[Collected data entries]
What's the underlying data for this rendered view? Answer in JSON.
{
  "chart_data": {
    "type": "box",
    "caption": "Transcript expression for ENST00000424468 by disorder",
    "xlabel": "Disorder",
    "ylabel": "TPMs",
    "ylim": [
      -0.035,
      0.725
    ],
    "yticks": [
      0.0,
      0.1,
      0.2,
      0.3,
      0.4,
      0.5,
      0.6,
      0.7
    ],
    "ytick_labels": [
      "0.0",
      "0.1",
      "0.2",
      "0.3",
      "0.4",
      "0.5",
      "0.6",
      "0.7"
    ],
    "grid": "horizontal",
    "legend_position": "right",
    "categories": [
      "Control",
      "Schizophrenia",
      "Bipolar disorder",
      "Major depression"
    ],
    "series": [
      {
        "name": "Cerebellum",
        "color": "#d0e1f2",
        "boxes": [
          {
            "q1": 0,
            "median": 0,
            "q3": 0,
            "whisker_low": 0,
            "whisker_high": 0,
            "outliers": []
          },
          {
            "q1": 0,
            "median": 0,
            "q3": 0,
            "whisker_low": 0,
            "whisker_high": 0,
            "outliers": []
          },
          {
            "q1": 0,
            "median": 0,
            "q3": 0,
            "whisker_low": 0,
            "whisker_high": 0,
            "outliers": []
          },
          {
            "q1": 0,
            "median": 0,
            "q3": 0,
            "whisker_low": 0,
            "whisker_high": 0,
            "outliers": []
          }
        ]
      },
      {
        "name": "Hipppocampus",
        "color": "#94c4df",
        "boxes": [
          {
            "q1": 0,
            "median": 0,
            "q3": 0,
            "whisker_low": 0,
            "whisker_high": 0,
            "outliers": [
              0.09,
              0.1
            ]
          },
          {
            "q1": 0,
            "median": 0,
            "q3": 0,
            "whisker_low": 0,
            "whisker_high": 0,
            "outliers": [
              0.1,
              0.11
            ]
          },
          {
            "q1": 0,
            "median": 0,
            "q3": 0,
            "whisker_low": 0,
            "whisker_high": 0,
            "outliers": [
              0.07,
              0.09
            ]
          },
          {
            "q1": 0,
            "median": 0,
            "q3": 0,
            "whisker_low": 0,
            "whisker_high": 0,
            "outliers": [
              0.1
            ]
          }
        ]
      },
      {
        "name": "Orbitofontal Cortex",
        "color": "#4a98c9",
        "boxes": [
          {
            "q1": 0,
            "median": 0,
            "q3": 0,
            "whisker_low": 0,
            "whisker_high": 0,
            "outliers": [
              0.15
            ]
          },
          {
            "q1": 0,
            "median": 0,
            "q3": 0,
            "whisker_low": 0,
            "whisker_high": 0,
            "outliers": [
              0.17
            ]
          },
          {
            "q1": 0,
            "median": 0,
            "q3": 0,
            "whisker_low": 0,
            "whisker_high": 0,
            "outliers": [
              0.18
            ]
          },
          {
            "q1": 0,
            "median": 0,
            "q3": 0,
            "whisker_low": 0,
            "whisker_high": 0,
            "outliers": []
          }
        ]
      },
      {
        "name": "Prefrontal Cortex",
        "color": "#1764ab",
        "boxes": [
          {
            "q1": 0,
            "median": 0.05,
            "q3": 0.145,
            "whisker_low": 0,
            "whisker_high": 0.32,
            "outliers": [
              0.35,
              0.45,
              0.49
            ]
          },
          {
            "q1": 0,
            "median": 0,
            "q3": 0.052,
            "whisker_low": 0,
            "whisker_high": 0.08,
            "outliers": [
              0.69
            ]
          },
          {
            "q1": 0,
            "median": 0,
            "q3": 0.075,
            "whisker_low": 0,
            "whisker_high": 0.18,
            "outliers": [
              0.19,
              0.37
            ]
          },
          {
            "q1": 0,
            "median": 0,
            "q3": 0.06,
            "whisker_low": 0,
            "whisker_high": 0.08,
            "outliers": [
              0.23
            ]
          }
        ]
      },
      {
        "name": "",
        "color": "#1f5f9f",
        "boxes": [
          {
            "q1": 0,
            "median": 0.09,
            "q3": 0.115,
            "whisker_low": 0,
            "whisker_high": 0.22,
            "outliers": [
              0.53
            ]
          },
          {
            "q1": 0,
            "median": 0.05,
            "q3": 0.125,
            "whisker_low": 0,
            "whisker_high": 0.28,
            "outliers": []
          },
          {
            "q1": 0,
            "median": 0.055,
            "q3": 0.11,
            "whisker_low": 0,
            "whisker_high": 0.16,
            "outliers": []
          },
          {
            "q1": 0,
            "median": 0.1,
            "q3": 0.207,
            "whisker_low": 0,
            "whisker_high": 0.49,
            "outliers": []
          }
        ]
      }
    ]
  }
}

[Given request] Take the material above and return all of it exactly.

[Full answer]
What's the underlying data for this rendered view? Answer in JSON.
{
  "chart_data": {
    "type": "box",
    "caption": "Transcript expression for ENST00000424468 by disorder",
    "xlabel": "Disorder",
    "ylabel": "TPMs",
    "ylim": [
      -0.035,
      0.725
    ],
    "yticks": [
      0.0,
      0.1,
      0.2,
      0.3,
      0.4,
      0.5,
      0.6,
      0.7
    ],
    "ytick_labels": [
      "0.0",
      "0.1",
      "0.2",
      "0.3",
      "0.4",
      "0.5",
      "0.6",
      "0.7"
    ],
    "grid": "horizontal",
    "legend_position": "right",
    "categories": [
      "Control",
      "Schizophrenia",
      "Bipolar disorder",
      "Major depression"
    ],
    "series": [
      {
        "name": "Cerebellum",
        "color": "#d0e1f2",
        "boxes": [
          {
            "q1": 0,
            "median": 0,
            "q3": 0,
            "whisker_low": 0,
            "whisker_high": 0,
            "outliers": []
          },
          {
            "q1": 0,
            "median": 0,
            "q3": 0,
            "whisker_low": 0,
            "whisker_high": 0,
            "outliers": []
          },
          {
            "q1": 0,
            "median": 0,
            "q3": 0,
            "whisker_low": 0,
            "whisker_high": 0,
            "outliers": []
          },
          {
            "q1": 0,
            "median": 0,
            "q3": 0,
            "whisker_low": 0,
            "whisker_high": 0,
            "outliers": []
          }
        ]
      },
      {
        "name": "Hipppocampus",
        "color": "#94c4df",
        "boxes": [
          {
            "q1": 0,
            "median": 0,
            "q3": 0,
            "whisker_low": 0,
            "whisker_high": 0,
            "outliers": [
              0.09,
              0.1
            ]
          },
          {
            "q1": 0,
            "median": 0,
            "q3": 0,
            "whisker_low": 0,
            "whisker_high": 0,
            "outliers": [
              0.1,
              0.11
            ]
          },
          {
            "q1": 0,
            "median": 0,
            "q3": 0,
            "whisker_low": 0,
            "whisker_high": 0,
            "outliers": [
              0.07,
              0.09
            ]
          },
          {
            "q1": 0,
            "median": 0,
            "q3": 0,
            "whisker_low": 0,
            "whisker_high": 0,
            "outliers": [
              0.1
            ]
          }
        ]
      },
      {
        "name": "Orbitofontal Cortex",
        "color": "#4a98c9",
        "boxes": [
          {
            "q1": 0,
            "median": 0,
            "q3": 0,
            "whisker_low": 0,
            "whisker_high": 0,
            "outliers": [
              0.15
            ]
          },
          {
            "q1": 0,
            "median": 0,
            "q3": 0,
            "whisker_low": 0,
            "whisker_high": 0,
            "outliers": [
              0.17
            ]
          },
          {
            "q1": 0,
            "median": 0,
            "q3": 0,
            "whisker_low": 0,
            "whisker_high": 0,
            "outliers": [
              0.18
            ]
          },
          {
            "q1": 0,
            "median": 0,
            "q3": 0,
            "whisker_low": 0,
            "whisker_high": 0,
            "outliers": []
          }
        ]
      },
      {
        "name": "Prefrontal Cortex",
        "color": "#1764ab",
        "boxes": [
          {
            "q1": 0,
            "median": 0.05,
            "q3": 0.145,
            "whisker_low": 0,
            "whisker_high": 0.32,
            "outliers": [
              0.35,
              0.45,
              0.49
            ]
          },
          {
            "q1": 0,
            "median": 0,
            "q3": 0.052,
            "whisker_low": 0,
            "whisker_high": 0.08,
            "outliers": [
              0.69
            ]
          },
          {
            "q1": 0,
            "median": 0,
            "q3": 0.075,
            "whisker_low": 0,
            "whisker_high": 0.18,
            "outliers": [
              0.19,
              0.37
            ]
          },
          {
            "q1": 0,
            "median": 0,
            "q3": 0.06,
            "whisker_low": 0,
            "whisker_high": 0.08,
            "outliers": [
              0.23
            ]
          }
        ]
      },
      {
        "name": "",
        "color": "#1f5f9f",
        "boxes": [
          {
            "q1": 0,
            "median": 0.09,
            "q3": 0.115,
            "whisker_low": 0,
            "whisker_high": 0.22,
            "outliers": [
              0.53
            ]
          },
          {
            "q1": 0,
            "median": 0.05,
            "q3": 0.125,
            "whisker_low": 0,
            "whisker_high": 0.28,
            "outliers": []
          },
          {
            "q1": 0,
            "median": 0.055,
            "q3": 0.11,
            "whisker_low": 0,
            "whisker_high": 0.16,
            "outliers": []
          },
          {
            "q1": 0,
            "median": 0.1,
            "q3": 0.207,
            "whisker_low": 0,
            "whisker_high": 0.49,
            "outliers": []
          }
        ]
      }
    ]
  }
}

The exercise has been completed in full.